─── Stored records ───
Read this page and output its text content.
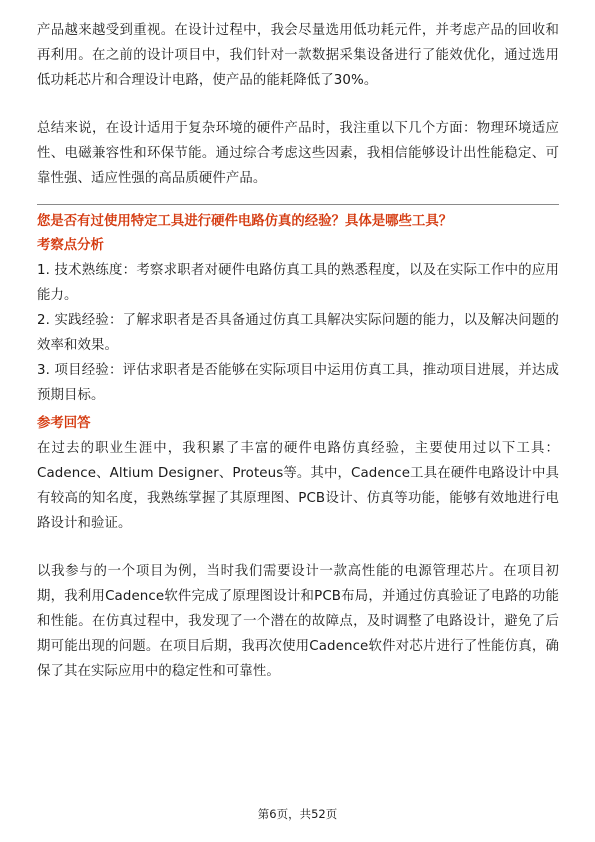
产品越来越受到重视。在设计过程中，我会尽量选用低功耗元件，并考虑产品的回收和再利用。在之前的设计项目中，我们针对一款数据采集设备进行了能效优化，通过选用低功耗芯片和合理设计电路，使产品的能耗降低了30%。

总结来说，在设计适用于复杂环境的硬件产品时，我注重以下几个方面：物理环境适应性、电磁兼容性和环保节能。通过综合考虑这些因素，我相信能够设计出性能稳定、可靠性强、适应性强的高品质硬件产品。

您是否有过使用特定工具进行硬件电路仿真的经验？具体是哪些工具？

考察点分析

1. 技术熟练度：考察求职者对硬件电路仿真工具的熟悉程度，以及在实际工作中的应用能力。

2. 实践经验：了解求职者是否具备通过仿真工具解决实际问题的能力，以及解决问题的效率和效果。

3. 项目经验：评估求职者是否能够在实际项目中运用仿真工具，推动项目进展，并达成预期目标。

参考回答

在过去的职业生涯中，我积累了丰富的硬件电路仿真经验，主要使用过以下工具：Cadence、Altium Designer、Proteus等。其中，Cadence工具在硬件电路设计中具有较高的知名度，我熟练掌握了其原理图、PCB设计、仿真等功能，能够有效地进行电路设计和验证。

以我参与的一个项目为例，当时我们需要设计一款高性能的电源管理芯片。在项目初期，我利用Cadence软件完成了原理图设计和PCB布局，并通过仿真验证了电路的功能和性能。在仿真过程中，我发现了一个潜在的故障点，及时调整了电路设计，避免了后期可能出现的问题。在项目后期，我再次使用Cadence软件对芯片进行了性能仿真，确保了其在实际应用中的稳定性和可靠性。

第6页，共52页
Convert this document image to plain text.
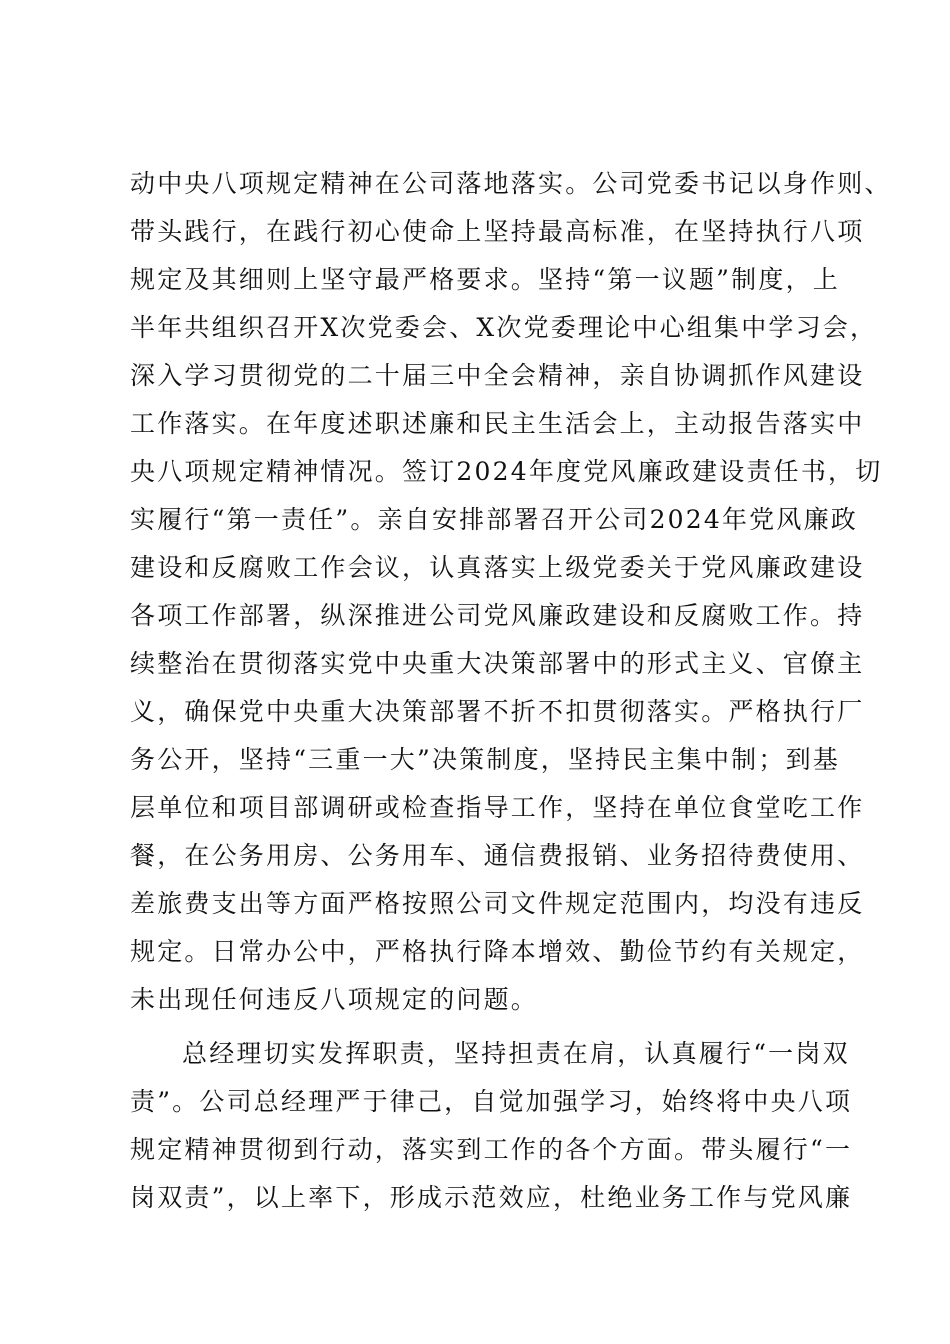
动中央八项规定精神在公司落地落实。公司党委书记以身作则、
带头践行，在践行初心使命上坚持最高标准，在坚持执行八项
规定及其细则上坚守最严格要求。坚持“第一议题”制度，上
半年共组织召开X次党委会、X次党委理论中心组集中学习会，
深入学习贯彻党的二十届三中全会精神，亲自协调抓作风建设
工作落实。在年度述职述廉和民主生活会上，主动报告落实中
央八项规定精神情况。签订2024年度党风廉政建设责任书，切
实履行“第一责任”。亲自安排部署召开公司2024年党风廉政
建设和反腐败工作会议，认真落实上级党委关于党风廉政建设
各项工作部署，纵深推进公司党风廉政建设和反腐败工作。持
续整治在贯彻落实党中央重大决策部署中的形式主义、官僚主
义，确保党中央重大决策部署不折不扣贯彻落实。严格执行厂
务公开，坚持“三重一大”决策制度，坚持民主集中制；到基
层单位和项目部调研或检查指导工作，坚持在单位食堂吃工作
餐，在公务用房、公务用车、通信费报销、业务招待费使用、
差旅费支出等方面严格按照公司文件规定范围内，均没有违反
规定。日常办公中，严格执行降本增效、勤俭节约有关规定，
未出现任何违反八项规定的问题。
总经理切实发挥职责，坚持担责在肩，认真履行“一岗双
责”。公司总经理严于律己，自觉加强学习，始终将中央八项
规定精神贯彻到行动，落实到工作的各个方面。带头履行“一
岗双责”，以上率下，形成示范效应，杜绝业务工作与党风廉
───
Work to be completed
Which lines contain "text"? Copy each of them out.

The response
Read this page and output its text content.
Convert this document image to plain text.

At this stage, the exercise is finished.